Copy every entry word for word, but skip the pictures.

• [Information shown]

◇ ◇ ◇ ◇

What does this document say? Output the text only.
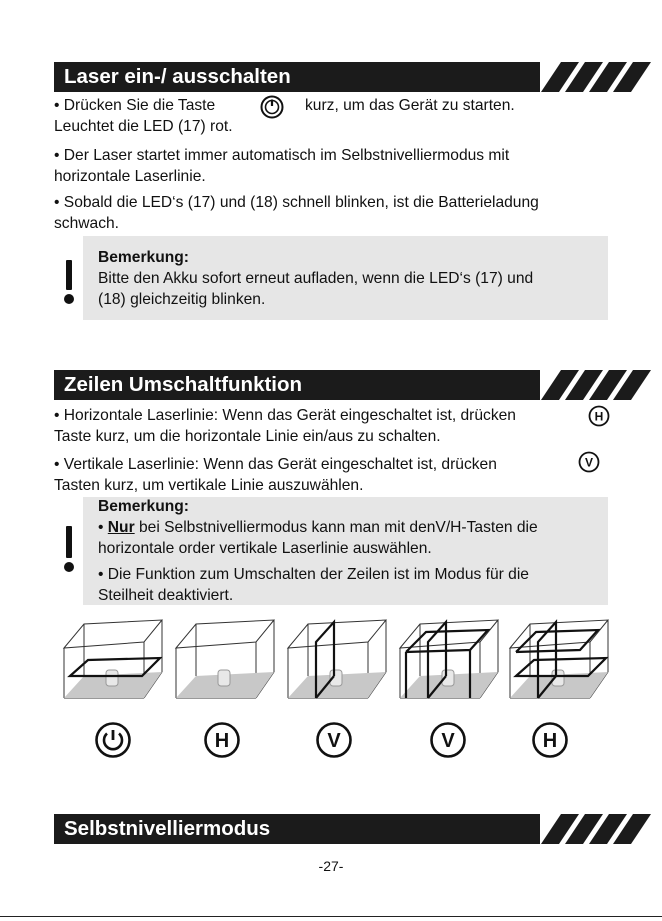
Laser ein-/ ausschalten

• Drücken Sie die Taste	kurz, um das Gerät zu starten.

Leuchtet die LED (17) rot.

• Der Laser startet immer automatisch im Selbstnivelliermodus mit
horizontale Laserlinie.

• Sobald die LED‘s (17) und (18) schnell blinken, ist die Batterieladung
schwach.

Bemerkung:
Bitte den Akku sofort erneut aufladen, wenn die LED‘s (17) und
(18) gleichzeitig blinken.
Zeilen Umschaltfunktion

• Horizontale Laserlinie: Wenn das Gerät eingeschaltet ist, drücken
Taste kurz, um die horizontale Linie ein/aus zu schalten.

H

• Vertikale Laserlinie: Wenn das Gerät eingeschaltet ist, drücken
Tasten kurz, um vertikale Linie auszuwählen.

V
Bemerkung:
• Nur bei Selbstnivelliermodus kann man mit denV/H-Tasten die
horizontale order vertikale Laserlinie auswählen.
• Die Funktion zum Umschalten der Zeilen ist im Modus für die
Steilheit deaktiviert.
H	V	V	H
Selbstnivelliermodus
-27-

◇ ◇ ◇ ◇

• [Complete response]
What does this document say? Output the text only.
Laser ein-/ ausschalten

• Drücken Sie die Taste	kurz, um das Gerät zu starten.

Leuchtet die LED (17) rot.

• Der Laser startet immer automatisch im Selbstnivelliermodus mit
horizontale Laserlinie.

• Sobald die LED‘s (17) und (18) schnell blinken, ist die Batterieladung
schwach.

Bemerkung:
Bitte den Akku sofort erneut aufladen, wenn die LED‘s (17) und
(18) gleichzeitig blinken.
Zeilen Umschaltfunktion

• Horizontale Laserlinie: Wenn das Gerät eingeschaltet ist, drücken
Taste kurz, um die horizontale Linie ein/aus zu schalten.

H

• Vertikale Laserlinie: Wenn das Gerät eingeschaltet ist, drücken
Tasten kurz, um vertikale Linie auszuwählen.

V
Bemerkung:
• Nur bei Selbstnivelliermodus kann man mit denV/H-Tasten die
horizontale order vertikale Laserlinie auswählen.
• Die Funktion zum Umschalten der Zeilen ist im Modus für die
Steilheit deaktiviert.
H	V	V	H
Selbstnivelliermodus
-27-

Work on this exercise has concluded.